Stated problem =>
Return each line holding the string "各区政府".

Items from a data source:
++++++

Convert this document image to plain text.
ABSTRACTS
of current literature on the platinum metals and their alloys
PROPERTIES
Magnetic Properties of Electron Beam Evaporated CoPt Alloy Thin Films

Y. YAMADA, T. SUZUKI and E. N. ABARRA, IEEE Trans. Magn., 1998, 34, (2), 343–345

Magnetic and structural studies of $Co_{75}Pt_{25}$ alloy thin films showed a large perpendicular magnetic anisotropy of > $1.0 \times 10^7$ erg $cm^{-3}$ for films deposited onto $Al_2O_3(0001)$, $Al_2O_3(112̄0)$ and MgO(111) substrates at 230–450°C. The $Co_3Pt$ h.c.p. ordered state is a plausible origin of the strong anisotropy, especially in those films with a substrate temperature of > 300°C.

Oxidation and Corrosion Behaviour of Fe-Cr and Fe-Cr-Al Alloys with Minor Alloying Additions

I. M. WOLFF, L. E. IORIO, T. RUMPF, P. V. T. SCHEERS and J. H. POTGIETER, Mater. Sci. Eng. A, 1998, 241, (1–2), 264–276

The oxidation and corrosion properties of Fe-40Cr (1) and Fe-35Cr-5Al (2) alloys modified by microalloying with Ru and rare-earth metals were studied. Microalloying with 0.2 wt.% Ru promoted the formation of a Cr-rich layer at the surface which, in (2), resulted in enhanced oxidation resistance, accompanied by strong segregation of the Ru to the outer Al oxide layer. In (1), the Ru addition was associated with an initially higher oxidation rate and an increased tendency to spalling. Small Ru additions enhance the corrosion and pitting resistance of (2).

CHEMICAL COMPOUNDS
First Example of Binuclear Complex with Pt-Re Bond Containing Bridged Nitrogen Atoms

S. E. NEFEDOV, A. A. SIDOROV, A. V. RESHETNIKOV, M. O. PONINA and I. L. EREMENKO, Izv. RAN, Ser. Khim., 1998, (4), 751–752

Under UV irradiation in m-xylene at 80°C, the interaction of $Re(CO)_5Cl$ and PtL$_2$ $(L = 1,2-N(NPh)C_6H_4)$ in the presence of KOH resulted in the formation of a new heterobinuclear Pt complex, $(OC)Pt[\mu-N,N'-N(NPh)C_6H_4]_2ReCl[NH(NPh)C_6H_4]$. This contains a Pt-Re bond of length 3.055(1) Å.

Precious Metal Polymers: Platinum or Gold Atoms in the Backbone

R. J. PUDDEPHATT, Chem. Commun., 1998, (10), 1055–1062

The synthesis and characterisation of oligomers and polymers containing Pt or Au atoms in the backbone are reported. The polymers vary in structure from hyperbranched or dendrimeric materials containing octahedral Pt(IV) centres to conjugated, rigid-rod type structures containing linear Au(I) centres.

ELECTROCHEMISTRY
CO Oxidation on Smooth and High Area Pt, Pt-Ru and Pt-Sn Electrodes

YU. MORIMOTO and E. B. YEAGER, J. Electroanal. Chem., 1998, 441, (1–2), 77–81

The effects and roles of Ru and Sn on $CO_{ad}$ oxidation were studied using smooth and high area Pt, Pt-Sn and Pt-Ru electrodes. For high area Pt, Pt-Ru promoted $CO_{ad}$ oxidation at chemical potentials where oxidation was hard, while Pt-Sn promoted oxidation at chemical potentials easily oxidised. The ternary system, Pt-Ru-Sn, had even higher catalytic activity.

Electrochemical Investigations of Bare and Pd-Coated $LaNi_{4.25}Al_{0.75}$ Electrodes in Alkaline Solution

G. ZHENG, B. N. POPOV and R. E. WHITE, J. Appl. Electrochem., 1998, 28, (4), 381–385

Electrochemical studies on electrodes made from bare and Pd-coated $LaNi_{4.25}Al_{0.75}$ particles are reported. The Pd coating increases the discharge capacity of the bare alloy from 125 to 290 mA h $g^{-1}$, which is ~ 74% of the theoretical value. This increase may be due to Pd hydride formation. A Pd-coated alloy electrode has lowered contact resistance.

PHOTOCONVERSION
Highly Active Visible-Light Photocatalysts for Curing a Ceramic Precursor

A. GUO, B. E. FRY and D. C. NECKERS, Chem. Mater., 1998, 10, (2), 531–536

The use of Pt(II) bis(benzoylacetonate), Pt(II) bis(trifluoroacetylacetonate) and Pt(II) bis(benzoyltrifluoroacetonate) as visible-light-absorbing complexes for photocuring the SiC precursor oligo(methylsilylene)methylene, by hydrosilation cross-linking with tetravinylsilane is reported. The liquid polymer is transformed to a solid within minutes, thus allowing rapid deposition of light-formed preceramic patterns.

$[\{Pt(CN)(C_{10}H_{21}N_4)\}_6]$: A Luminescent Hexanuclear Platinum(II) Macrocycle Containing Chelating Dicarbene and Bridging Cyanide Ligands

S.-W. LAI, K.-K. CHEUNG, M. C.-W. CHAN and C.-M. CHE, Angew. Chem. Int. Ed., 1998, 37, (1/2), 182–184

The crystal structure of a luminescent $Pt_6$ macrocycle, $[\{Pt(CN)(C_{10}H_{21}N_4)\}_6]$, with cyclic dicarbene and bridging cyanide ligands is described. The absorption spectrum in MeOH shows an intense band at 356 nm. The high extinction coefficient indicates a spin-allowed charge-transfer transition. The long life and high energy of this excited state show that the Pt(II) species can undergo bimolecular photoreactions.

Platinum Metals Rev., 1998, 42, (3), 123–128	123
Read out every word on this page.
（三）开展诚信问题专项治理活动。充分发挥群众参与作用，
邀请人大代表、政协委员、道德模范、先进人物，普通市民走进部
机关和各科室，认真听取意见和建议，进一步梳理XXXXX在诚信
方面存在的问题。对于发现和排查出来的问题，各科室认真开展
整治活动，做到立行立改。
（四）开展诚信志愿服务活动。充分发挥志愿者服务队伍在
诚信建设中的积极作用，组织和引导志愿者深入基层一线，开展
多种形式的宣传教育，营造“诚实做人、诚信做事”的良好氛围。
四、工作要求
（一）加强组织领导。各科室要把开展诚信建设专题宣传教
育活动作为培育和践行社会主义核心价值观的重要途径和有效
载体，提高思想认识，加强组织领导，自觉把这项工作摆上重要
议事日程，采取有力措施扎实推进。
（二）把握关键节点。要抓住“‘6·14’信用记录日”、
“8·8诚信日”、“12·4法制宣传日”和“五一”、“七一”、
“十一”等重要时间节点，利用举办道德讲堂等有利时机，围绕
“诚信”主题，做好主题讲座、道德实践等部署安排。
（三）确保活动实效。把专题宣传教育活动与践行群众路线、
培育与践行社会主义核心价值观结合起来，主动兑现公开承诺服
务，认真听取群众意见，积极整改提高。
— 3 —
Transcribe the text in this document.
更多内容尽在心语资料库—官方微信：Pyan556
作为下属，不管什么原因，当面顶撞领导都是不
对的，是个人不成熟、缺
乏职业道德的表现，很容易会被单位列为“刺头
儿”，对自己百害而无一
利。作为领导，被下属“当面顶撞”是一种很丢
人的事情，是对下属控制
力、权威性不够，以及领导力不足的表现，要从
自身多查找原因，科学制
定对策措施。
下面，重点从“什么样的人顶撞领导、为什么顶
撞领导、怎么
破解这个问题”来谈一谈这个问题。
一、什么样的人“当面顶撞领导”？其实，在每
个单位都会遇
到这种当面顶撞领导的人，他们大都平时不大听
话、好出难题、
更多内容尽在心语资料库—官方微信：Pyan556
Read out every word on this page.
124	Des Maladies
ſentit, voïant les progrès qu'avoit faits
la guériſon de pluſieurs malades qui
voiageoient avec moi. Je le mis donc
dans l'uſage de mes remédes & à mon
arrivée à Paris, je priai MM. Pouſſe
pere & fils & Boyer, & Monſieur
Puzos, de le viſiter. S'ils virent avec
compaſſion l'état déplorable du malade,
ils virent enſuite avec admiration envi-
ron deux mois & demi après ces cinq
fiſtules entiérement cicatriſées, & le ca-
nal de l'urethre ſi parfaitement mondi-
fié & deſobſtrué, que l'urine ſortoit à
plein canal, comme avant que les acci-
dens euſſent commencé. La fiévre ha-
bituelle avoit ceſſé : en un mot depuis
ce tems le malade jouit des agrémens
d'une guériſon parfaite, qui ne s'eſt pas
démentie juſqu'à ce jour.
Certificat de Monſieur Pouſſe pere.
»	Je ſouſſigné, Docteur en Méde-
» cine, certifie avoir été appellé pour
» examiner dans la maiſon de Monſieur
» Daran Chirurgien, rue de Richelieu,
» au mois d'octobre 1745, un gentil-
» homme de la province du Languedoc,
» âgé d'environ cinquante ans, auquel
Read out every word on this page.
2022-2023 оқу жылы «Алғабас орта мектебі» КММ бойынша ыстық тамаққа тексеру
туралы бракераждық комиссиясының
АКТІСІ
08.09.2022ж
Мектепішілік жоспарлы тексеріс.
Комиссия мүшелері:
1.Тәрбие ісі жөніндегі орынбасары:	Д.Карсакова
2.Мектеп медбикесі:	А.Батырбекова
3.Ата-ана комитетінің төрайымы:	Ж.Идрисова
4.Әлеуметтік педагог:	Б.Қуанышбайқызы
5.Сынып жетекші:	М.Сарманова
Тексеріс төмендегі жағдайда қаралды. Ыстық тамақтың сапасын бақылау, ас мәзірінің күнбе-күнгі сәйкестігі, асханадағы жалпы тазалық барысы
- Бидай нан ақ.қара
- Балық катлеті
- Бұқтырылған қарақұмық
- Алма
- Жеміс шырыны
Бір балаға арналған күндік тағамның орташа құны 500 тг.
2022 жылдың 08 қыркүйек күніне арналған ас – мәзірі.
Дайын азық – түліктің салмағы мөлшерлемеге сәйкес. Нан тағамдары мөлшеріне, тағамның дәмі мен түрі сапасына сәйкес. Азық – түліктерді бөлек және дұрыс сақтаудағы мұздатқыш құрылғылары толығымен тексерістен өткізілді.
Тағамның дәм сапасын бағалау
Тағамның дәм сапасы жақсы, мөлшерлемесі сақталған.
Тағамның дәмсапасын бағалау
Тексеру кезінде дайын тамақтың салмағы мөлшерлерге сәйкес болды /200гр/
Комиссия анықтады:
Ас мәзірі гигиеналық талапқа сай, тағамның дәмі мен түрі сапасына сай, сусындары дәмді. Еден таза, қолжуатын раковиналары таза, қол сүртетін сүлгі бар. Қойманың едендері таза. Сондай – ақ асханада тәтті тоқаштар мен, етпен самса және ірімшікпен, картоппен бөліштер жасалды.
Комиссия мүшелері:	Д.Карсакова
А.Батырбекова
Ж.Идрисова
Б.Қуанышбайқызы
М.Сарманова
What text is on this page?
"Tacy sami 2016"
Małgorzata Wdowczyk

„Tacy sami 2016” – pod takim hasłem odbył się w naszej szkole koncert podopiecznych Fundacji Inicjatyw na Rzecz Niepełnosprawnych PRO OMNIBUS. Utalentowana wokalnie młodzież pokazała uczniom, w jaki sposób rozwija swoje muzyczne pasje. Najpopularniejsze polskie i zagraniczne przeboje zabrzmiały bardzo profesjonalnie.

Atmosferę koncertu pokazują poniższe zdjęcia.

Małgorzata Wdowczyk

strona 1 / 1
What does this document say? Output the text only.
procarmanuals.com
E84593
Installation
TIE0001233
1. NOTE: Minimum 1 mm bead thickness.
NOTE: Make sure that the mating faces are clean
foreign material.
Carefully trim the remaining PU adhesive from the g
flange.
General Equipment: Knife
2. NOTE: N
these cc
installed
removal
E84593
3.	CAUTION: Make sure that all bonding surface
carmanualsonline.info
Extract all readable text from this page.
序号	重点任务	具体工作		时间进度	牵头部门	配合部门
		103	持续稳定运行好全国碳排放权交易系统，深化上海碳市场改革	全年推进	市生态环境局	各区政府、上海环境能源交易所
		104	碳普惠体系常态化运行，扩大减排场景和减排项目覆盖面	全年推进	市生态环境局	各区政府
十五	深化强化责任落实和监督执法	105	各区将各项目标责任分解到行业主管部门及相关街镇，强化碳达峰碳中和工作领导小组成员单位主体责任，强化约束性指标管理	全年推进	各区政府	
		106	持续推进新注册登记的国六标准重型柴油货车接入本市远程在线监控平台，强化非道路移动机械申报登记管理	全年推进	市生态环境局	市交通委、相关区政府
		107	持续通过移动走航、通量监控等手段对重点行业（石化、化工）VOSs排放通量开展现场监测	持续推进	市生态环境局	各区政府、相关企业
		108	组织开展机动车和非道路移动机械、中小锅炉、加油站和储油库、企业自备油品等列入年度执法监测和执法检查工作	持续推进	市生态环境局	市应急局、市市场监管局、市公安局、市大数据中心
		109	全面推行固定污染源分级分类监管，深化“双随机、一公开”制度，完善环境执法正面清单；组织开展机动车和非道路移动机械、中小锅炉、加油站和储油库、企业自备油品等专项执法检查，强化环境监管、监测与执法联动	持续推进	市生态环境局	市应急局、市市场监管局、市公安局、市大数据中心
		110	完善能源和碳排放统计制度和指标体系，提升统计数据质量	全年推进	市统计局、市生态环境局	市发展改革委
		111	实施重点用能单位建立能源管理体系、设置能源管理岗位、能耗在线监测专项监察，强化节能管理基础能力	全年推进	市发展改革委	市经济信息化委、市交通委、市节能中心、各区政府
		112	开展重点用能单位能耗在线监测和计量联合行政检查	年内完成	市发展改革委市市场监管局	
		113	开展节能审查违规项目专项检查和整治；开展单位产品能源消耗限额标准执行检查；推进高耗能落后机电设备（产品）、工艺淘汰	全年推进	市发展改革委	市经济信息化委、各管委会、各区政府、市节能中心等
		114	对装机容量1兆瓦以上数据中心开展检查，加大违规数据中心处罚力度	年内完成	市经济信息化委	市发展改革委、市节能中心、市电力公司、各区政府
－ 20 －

++++++

The reply =>
		103	持续稳定运行好全国碳排放权交易系统，深化上海碳市场改革	全年推进	市生态环境局	各区政府、上海环境能源交易所
		104	碳普惠体系常态化运行，扩大减排场景和减排项目覆盖面	全年推进	市生态环境局	各区政府
十五	深化强化责任落实和监督执法	105	各区将各项目标责任分解到行业主管部门及相关街镇，强化碳达峰碳中和工作领导小组成员单位主体责任，强化约束性指标管理	全年推进	各区政府	
		107	持续通过移动走航、通量监控等手段对重点行业（石化、化工）VOSs排放通量开展现场监测	持续推进	市生态环境局	各区政府、相关企业
		111	实施重点用能单位建立能源管理体系、设置能源管理岗位、能耗在线监测专项监察，强化节能管理基础能力	全年推进	市发展改革委	市经济信息化委、市交通委、市节能中心、各区政府
		113	开展节能审查违规项目专项检查和整治；开展单位产品能源消耗限额标准执行检查；推进高耗能落后机电设备（产品）、工艺淘汰	全年推进	市发展改革委	市经济信息化委、各管委会、各区政府、市节能中心等
		114	对装机容量1兆瓦以上数据中心开展检查，加大违规数据中心处罚力度	年内完成	市经济信息化委	市发展改革委、市节能中心、市电力公司、各区政府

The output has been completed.